→ **Required work**
Quote every line below exactly and skip any picture.

>> BEGIN Data for this exercise

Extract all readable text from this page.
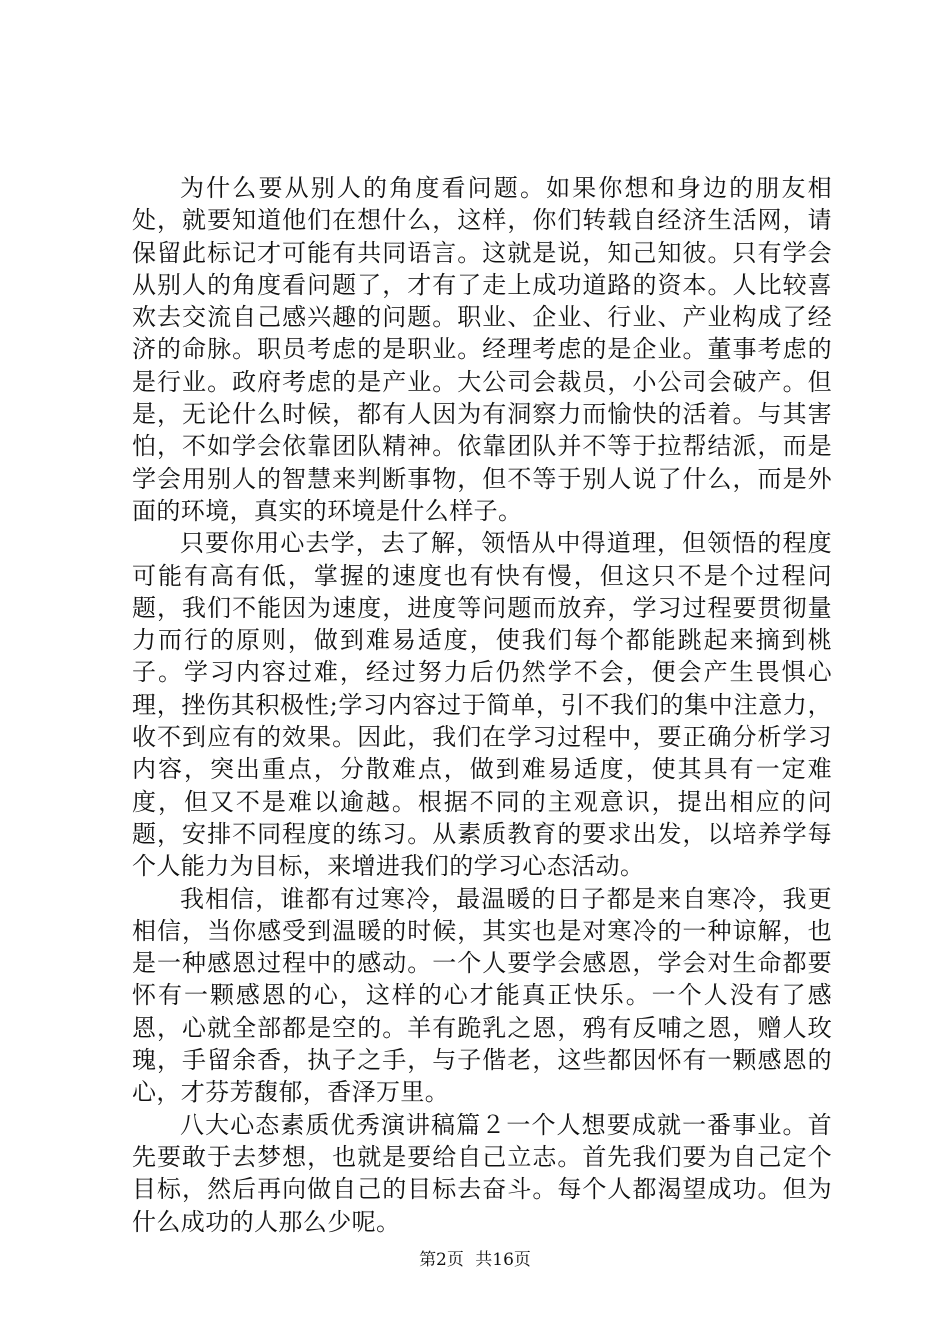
为什么要从别人的角度看问题。如果你想和身边的朋友相处，就要知道他们在想什么，这样，你们转载自经济生活网，请保留此标记才可能有共同语言。这就是说，知己知彼。只有学会从别人的角度看问题了，才有了走上成功道路的资本。人比较喜欢去交流自己感兴趣的问题。职业、企业、行业、产业构成了经济的命脉。职员考虑的是职业。经理考虑的是企业。董事考虑的是行业。政府考虑的是产业。大公司会裁员，小公司会破产。但是，无论什么时候，都有人因为有洞察力而愉快的活着。与其害怕，不如学会依靠团队精神。依靠团队并不等于拉帮结派，而是学会用别人的智慧来判断事物，但不等于别人说了什么，而是外面的环境，真实的环境是什么样子。

只要你用心去学，去了解，领悟从中得道理，但领悟的程度可能有高有低，掌握的速度也有快有慢，但这只不是个过程问题，我们不能因为速度，进度等问题而放弃，学习过程要贯彻量力而行的原则，做到难易适度，使我们每个都能跳起来摘到桃子。学习内容过难，经过努力后仍然学不会，便会产生畏惧心理，挫伤其积极性;学习内容过于简单，引不我们的集中注意力，收不到应有的效果。因此，我们在学习过程中，要正确分析学习内容，突出重点，分散难点，做到难易适度，使其具有一定难度，但又不是难以逾越。根据不同的主观意识，提出相应的问题，安排不同程度的练习。从素质教育的要求出发，以培养学每个人能力为目标，来增进我们的学习心态活动。

我相信，谁都有过寒冷，最温暖的日子都是来自寒冷，我更相信，当你感受到温暖的时候，其实也是对寒冷的一种谅解，也是一种感恩过程中的感动。一个人要学会感恩，学会对生命都要怀有一颗感恩的心，这样的心才能真正快乐。一个人没有了感恩，心就全部都是空的。羊有跪乳之恩，鸦有反哺之恩，赠人玫瑰，手留余香，执子之手，与子偕老，这些都因怀有一颗感恩的心，才芬芳馥郁，香泽万里。

八大心态素质优秀演讲稿篇２一个人想要成就一番事业。首先要敢于去梦想，也就是要给自己立志。首先我们要为自己定个目标，然后再向做自己的目标去奋斗。每个人都渴望成功。但为什么成功的人那么少呢。

第2页 共16页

>> END Data for this exercise

→ **Solution**
Extract all readable text from this page.
为什么要从别人的角度看问题。如果你想和身边的朋友相处，就要知道他们在想什么，这样，你们转载自经济生活网，请保留此标记才可能有共同语言。这就是说，知己知彼。只有学会从别人的角度看问题了，才有了走上成功道路的资本。人比较喜欢去交流自己感兴趣的问题。职业、企业、行业、产业构成了经济的命脉。职员考虑的是职业。经理考虑的是企业。董事考虑的是行业。政府考虑的是产业。大公司会裁员，小公司会破产。但是，无论什么时候，都有人因为有洞察力而愉快的活着。与其害怕，不如学会依靠团队精神。依靠团队并不等于拉帮结派，而是学会用别人的智慧来判断事物，但不等于别人说了什么，而是外面的环境，真实的环境是什么样子。

只要你用心去学，去了解，领悟从中得道理，但领悟的程度可能有高有低，掌握的速度也有快有慢，但这只不是个过程问题，我们不能因为速度，进度等问题而放弃，学习过程要贯彻量力而行的原则，做到难易适度，使我们每个都能跳起来摘到桃子。学习内容过难，经过努力后仍然学不会，便会产生畏惧心理，挫伤其积极性;学习内容过于简单，引不我们的集中注意力，收不到应有的效果。因此，我们在学习过程中，要正确分析学习内容，突出重点，分散难点，做到难易适度，使其具有一定难度，但又不是难以逾越。根据不同的主观意识，提出相应的问题，安排不同程度的练习。从素质教育的要求出发，以培养学每个人能力为目标，来增进我们的学习心态活动。

我相信，谁都有过寒冷，最温暖的日子都是来自寒冷，我更相信，当你感受到温暖的时候，其实也是对寒冷的一种谅解，也是一种感恩过程中的感动。一个人要学会感恩，学会对生命都要怀有一颗感恩的心，这样的心才能真正快乐。一个人没有了感恩，心就全部都是空的。羊有跪乳之恩，鸦有反哺之恩，赠人玫瑰，手留余香，执子之手，与子偕老，这些都因怀有一颗感恩的心，才芬芳馥郁，香泽万里。

八大心态素质优秀演讲稿篇２一个人想要成就一番事业。首先要敢于去梦想，也就是要给自己立志。首先我们要为自己定个目标，然后再向做自己的目标去奋斗。每个人都渴望成功。但为什么成功的人那么少呢。

第2页 共16页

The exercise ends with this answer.